EXERCISE DESCRIPTION >>
From the listing below, work out how many lines contain "Pfannkuchen". Reply with that number only.

(Entries taken from a collection)
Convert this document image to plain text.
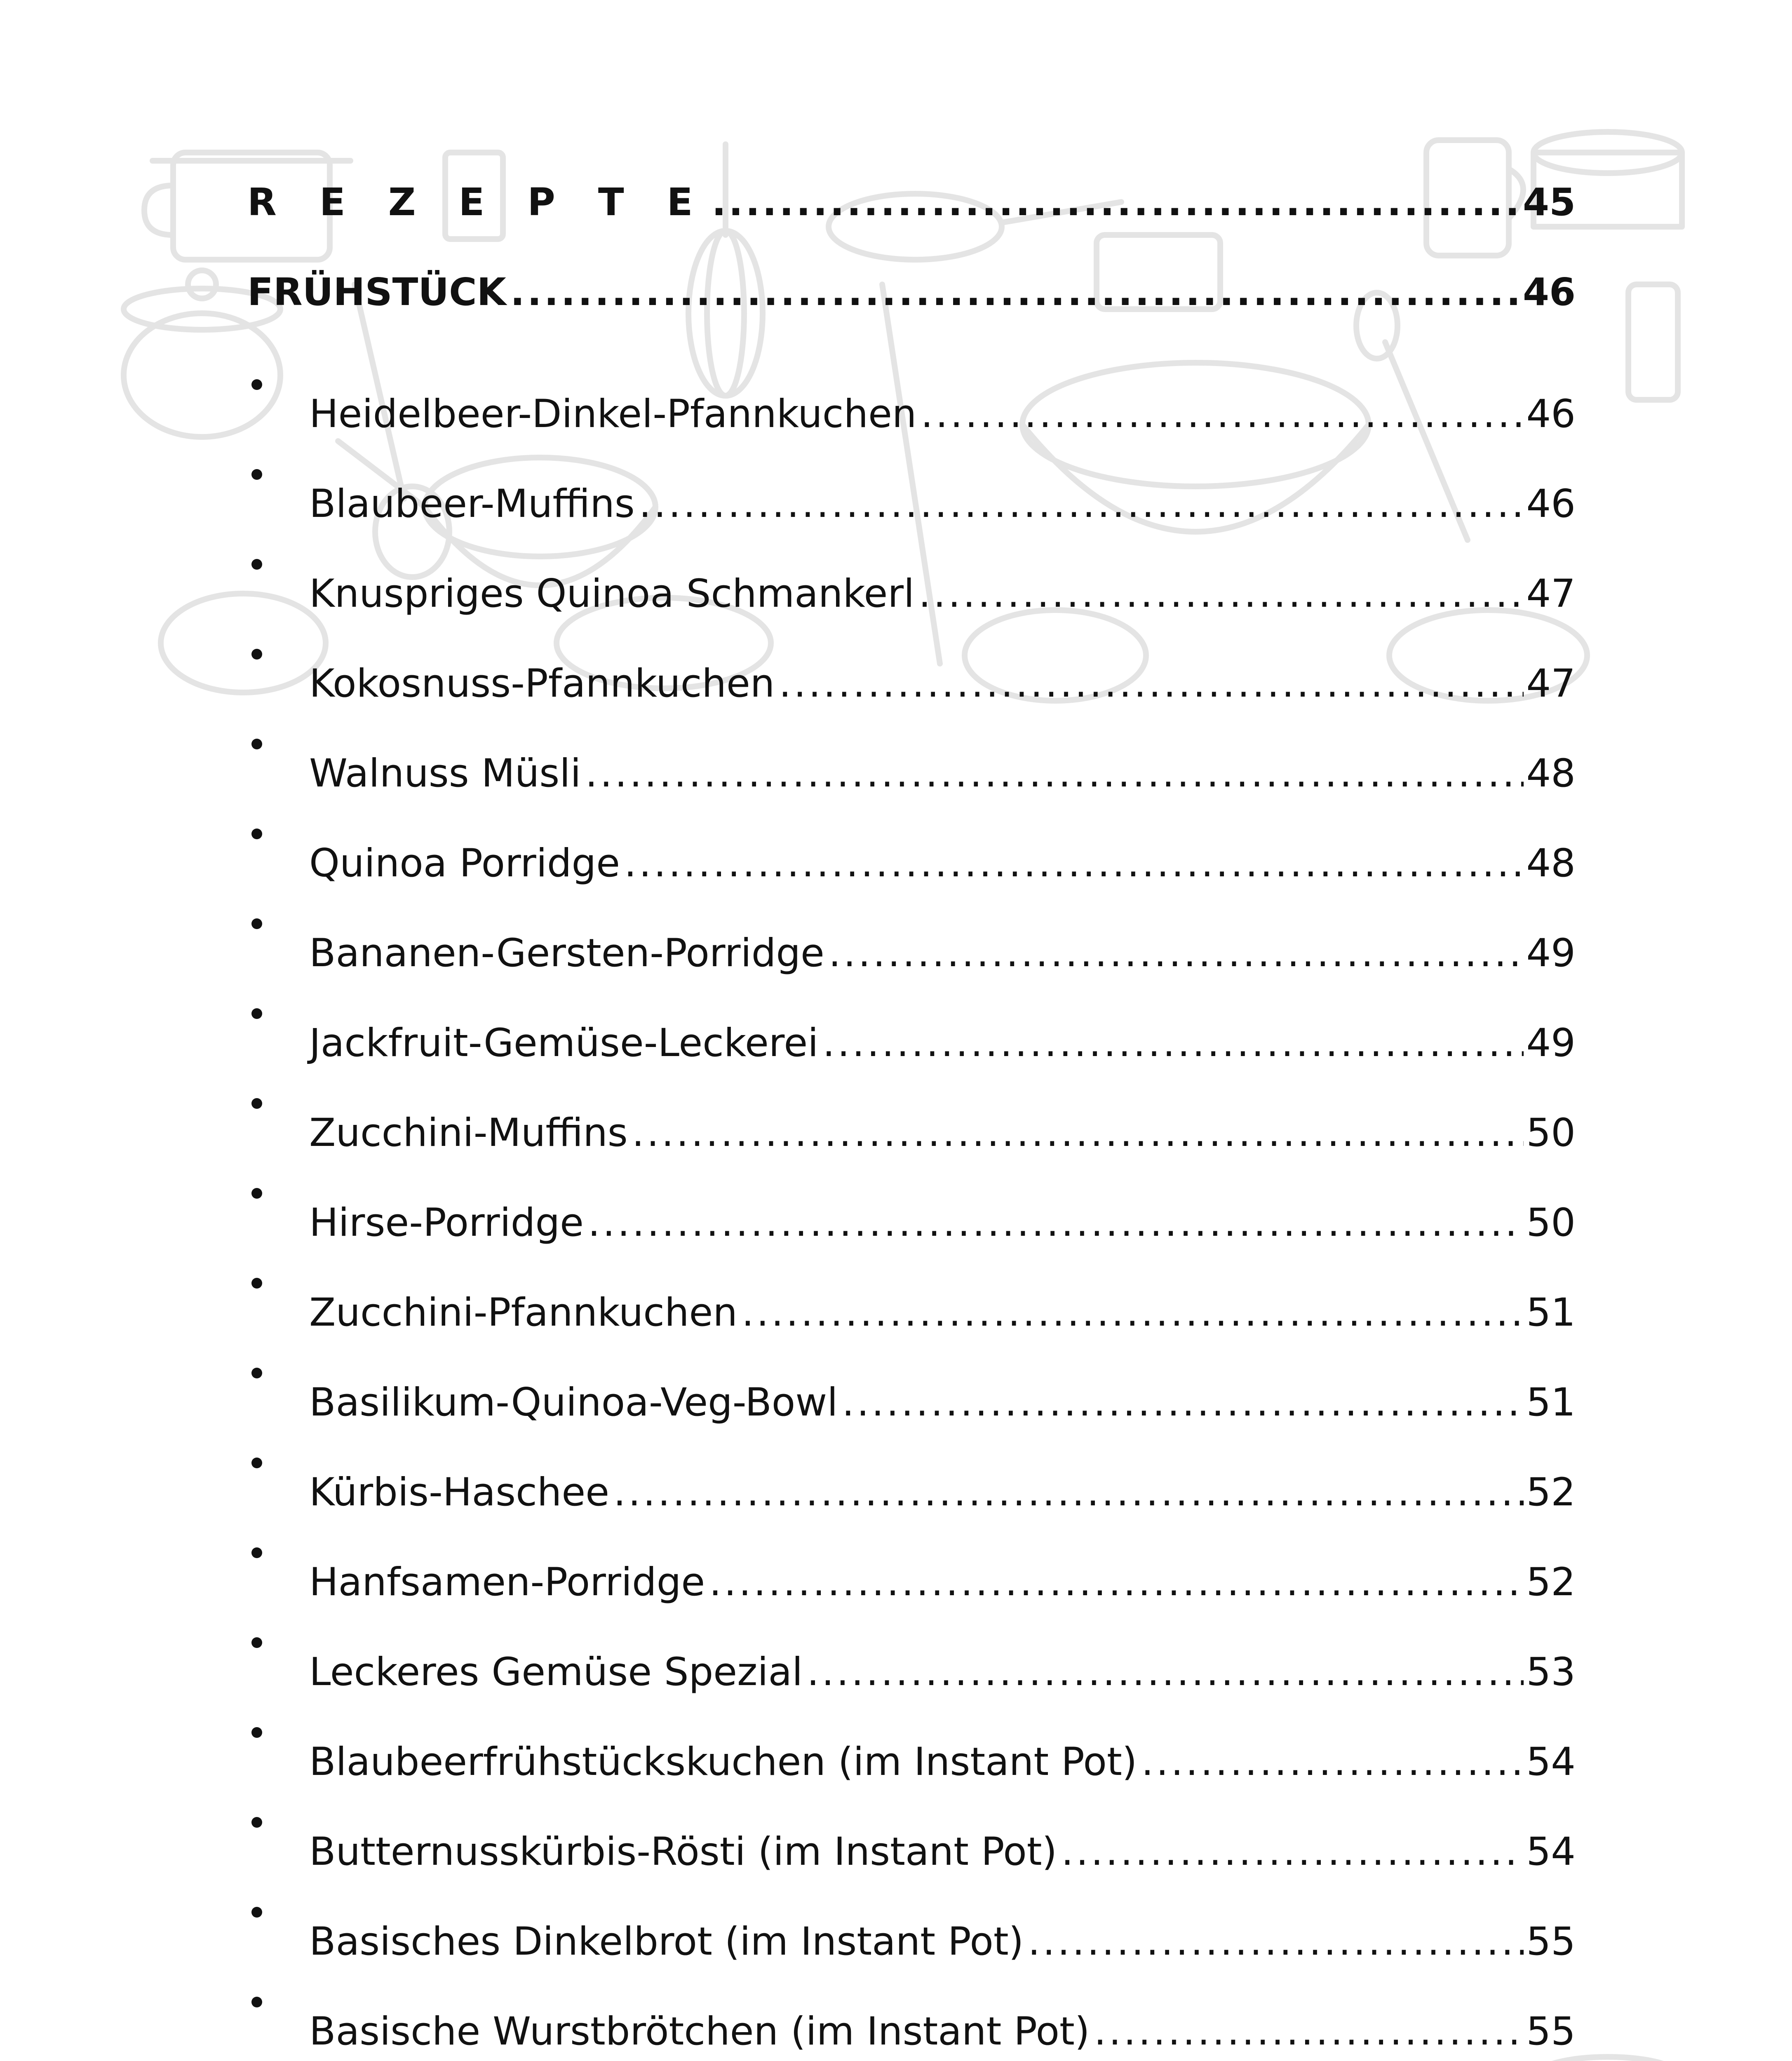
R E Z E P T E .....	45
FRÜHSTÜCK .....	46
Heidelbeer-Dinkel-Pfannkuchen .....	46
Blaubeer-Muffins .....	46
Knuspriges Quinoa Schmankerl .....	47
Kokosnuss-Pfannkuchen .....	47
Walnuss Müsli .....	48
Quinoa Porridge .....	48
Bananen-Gersten-Porridge .....	49
Jackfruit-Gemüse-Leckerei .....	49
Zucchini-Muffins .....	50
Hirse-Porridge .....	50
Zucchini-Pfannkuchen .....	51
Basilikum-Quinoa-Veg-Bowl .....	51
Kürbis-Haschee .....	52
Hanfsamen-Porridge .....	52
Leckeres Gemüse Spezial .....	53
Blaubeerfrühstückskuchen (im Instant Pot) .....	54
Butternusskürbis-Rösti (im Instant Pot) .....	54
Basisches Dinkelbrot (im Instant Pot) .....	55
Basische Wurstbrötchen (im Instant Pot) .....	55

CORRECT ANSWER >>
3